#### [Records from a collection of figures]
--- BEGIN ---

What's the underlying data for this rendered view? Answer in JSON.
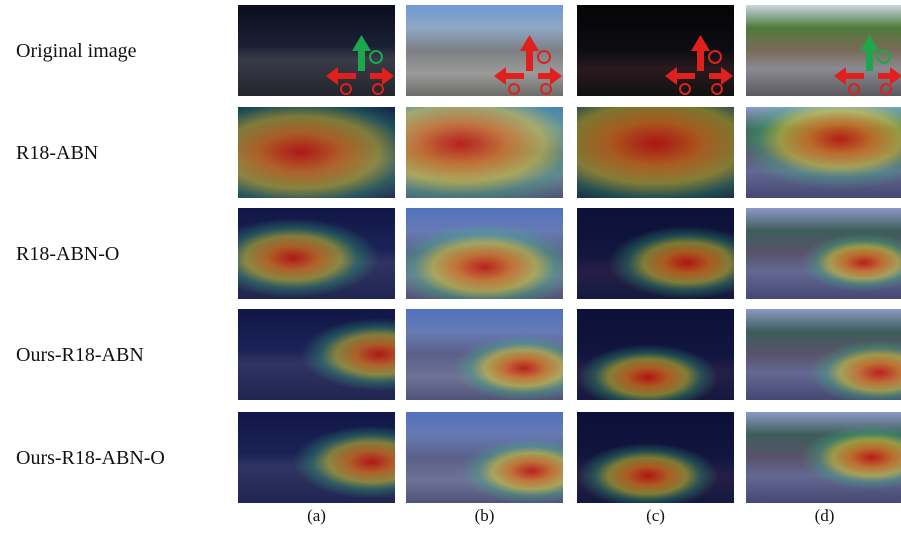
{
  "rows": [
    {
      "label": "Original image"
    },
    {
      "label": "R18-ABN"
    },
    {
      "label": "R18-ABN-O"
    },
    {
      "label": "Ours-R18-ABN"
    },
    {
      "label": "Ours-R18-ABN-O"
    }
  ],
  "columns": [
    "(a)",
    "(b)",
    "(c)",
    "(d)"
  ]
}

--- END ---

#### [Written task]
Pictures in the data above should not be copied; transcribe everything else exactly.

#### [Reply to the exercise]
What's the underlying data for this rendered view? Answer in JSON.
{
  "rows": [
    {
      "label": "Original image"
    },
    {
      "label": "R18-ABN"
    },
    {
      "label": "R18-ABN-O"
    },
    {
      "label": "Ours-R18-ABN"
    },
    {
      "label": "Ours-R18-ABN-O"
    }
  ],
  "columns": [
    "(a)",
    "(b)",
    "(c)",
    "(d)"
  ]
}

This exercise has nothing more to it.